▶ _Entries_:

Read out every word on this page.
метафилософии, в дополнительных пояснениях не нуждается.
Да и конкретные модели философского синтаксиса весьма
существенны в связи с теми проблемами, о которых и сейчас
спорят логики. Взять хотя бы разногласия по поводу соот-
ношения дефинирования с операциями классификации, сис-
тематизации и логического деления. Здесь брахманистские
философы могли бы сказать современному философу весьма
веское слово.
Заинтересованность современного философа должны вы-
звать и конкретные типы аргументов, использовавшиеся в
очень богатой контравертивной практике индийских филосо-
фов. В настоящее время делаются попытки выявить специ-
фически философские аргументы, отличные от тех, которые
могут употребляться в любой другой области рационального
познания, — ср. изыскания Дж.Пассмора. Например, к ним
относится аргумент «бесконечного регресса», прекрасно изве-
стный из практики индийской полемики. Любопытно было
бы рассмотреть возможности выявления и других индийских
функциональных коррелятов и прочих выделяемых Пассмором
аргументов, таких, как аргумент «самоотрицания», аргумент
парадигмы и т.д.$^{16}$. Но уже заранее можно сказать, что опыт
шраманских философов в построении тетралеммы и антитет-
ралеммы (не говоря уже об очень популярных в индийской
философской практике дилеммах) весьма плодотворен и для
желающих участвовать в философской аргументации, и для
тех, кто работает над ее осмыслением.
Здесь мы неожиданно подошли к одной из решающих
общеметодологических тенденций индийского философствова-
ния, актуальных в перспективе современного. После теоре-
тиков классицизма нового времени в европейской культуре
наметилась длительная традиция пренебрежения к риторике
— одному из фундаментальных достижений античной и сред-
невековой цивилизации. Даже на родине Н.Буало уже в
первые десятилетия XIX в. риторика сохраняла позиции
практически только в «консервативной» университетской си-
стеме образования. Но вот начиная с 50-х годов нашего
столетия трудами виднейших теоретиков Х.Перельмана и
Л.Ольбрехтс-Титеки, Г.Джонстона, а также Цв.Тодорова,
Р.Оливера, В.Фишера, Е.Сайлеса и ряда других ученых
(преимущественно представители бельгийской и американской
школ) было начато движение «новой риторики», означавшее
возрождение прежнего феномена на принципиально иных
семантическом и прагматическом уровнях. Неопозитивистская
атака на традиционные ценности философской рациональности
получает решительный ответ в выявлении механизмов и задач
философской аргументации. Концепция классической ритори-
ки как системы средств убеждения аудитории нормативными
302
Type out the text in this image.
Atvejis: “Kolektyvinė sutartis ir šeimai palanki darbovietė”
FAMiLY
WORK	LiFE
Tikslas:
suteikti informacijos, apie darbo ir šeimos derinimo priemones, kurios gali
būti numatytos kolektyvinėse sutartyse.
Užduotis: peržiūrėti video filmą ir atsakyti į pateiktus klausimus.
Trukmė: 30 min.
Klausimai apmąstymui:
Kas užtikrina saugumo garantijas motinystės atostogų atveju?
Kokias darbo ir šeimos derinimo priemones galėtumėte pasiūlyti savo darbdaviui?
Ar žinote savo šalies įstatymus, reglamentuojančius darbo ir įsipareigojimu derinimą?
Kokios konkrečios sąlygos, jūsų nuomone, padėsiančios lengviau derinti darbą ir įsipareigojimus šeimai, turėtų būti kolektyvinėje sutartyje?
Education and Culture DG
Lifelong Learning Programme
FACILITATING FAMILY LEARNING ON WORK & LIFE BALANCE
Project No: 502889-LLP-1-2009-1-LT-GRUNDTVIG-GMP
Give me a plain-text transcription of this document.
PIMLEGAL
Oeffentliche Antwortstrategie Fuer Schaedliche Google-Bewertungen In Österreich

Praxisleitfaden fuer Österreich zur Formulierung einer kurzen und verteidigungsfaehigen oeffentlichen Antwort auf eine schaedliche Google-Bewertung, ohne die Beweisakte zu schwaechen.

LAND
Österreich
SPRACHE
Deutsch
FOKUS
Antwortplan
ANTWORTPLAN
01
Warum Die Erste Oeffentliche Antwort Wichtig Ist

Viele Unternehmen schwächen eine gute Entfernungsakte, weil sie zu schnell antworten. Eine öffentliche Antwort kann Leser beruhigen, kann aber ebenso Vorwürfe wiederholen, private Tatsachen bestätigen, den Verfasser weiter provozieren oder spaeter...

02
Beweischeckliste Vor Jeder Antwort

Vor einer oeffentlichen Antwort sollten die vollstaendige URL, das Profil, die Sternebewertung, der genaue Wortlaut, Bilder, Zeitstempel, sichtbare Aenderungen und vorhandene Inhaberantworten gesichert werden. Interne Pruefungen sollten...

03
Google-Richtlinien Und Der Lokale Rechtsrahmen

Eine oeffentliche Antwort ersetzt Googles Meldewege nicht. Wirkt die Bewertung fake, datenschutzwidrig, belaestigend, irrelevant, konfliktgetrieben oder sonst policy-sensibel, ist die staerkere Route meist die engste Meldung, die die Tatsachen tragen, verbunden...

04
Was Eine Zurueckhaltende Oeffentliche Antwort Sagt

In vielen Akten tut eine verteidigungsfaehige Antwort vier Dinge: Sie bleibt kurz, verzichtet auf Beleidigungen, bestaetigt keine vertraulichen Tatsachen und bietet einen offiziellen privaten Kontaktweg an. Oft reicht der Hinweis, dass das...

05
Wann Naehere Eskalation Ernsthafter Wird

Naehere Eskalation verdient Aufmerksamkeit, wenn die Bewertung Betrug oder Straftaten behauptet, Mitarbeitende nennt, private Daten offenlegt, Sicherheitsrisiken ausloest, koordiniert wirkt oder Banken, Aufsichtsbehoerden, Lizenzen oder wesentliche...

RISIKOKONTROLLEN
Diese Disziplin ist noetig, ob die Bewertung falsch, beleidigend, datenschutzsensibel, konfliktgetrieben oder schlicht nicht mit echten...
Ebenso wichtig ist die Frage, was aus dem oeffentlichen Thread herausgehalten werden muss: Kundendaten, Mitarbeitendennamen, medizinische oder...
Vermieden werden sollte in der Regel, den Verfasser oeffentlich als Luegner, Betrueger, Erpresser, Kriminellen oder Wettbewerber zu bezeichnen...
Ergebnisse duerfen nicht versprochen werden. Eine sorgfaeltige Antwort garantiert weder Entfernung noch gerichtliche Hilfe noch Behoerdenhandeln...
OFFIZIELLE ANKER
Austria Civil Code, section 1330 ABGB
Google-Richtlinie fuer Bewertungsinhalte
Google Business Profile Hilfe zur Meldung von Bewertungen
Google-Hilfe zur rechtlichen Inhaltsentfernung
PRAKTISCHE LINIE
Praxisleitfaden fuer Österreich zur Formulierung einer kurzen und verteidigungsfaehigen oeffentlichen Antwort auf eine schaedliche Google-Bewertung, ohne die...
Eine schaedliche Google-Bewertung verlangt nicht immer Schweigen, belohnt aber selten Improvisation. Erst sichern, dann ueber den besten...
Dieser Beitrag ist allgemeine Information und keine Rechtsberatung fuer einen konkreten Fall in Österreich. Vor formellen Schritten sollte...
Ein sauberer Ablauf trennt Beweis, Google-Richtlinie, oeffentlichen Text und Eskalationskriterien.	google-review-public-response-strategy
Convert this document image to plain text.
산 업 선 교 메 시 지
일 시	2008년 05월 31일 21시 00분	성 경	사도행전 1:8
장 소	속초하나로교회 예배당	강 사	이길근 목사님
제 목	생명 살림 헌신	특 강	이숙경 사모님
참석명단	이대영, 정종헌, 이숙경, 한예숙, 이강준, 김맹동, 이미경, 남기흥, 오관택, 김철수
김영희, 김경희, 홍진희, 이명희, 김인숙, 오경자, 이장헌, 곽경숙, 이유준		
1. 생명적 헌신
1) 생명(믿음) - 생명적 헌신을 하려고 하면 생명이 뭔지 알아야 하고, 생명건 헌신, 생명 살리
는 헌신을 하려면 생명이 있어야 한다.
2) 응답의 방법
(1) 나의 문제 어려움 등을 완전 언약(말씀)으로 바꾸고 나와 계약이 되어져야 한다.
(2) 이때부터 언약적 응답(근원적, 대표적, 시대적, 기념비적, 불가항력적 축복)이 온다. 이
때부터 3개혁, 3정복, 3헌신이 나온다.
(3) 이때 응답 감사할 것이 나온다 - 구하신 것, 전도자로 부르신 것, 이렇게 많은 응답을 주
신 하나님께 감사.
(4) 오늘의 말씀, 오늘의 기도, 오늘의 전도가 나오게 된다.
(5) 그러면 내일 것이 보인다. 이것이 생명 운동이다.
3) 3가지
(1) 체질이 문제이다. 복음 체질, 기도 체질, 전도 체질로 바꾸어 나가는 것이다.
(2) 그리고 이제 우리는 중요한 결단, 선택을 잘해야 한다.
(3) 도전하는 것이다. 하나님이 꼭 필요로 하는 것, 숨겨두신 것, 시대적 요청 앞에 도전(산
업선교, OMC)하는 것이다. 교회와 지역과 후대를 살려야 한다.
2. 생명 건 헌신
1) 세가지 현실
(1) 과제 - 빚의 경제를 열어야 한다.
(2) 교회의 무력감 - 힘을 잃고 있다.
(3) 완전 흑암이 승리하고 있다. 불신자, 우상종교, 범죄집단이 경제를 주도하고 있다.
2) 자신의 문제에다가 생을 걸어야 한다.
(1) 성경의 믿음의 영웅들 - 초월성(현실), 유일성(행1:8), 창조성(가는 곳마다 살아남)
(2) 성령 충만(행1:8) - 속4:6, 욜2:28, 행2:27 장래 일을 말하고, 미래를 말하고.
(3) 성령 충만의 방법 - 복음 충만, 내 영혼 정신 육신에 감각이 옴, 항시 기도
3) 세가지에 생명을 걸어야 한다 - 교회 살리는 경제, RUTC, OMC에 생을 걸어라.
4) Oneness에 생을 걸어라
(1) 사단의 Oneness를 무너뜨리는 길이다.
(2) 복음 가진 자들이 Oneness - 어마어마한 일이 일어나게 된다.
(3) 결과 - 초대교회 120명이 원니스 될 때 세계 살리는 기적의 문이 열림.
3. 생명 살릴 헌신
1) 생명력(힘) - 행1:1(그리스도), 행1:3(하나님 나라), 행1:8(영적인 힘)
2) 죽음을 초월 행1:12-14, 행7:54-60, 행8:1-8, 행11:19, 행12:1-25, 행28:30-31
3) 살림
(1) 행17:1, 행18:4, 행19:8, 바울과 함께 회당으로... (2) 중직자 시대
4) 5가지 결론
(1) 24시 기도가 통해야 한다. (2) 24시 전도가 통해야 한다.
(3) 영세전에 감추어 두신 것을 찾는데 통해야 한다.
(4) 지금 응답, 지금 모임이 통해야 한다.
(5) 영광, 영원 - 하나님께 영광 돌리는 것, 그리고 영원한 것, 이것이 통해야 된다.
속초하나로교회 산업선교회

▶ _Your objective_:
Collect every line with the string "plain" from the records, and copy each.

▶ _Answer to the problem_:
Give me a plain-text transcription of this document.
Convert this document image to plain text.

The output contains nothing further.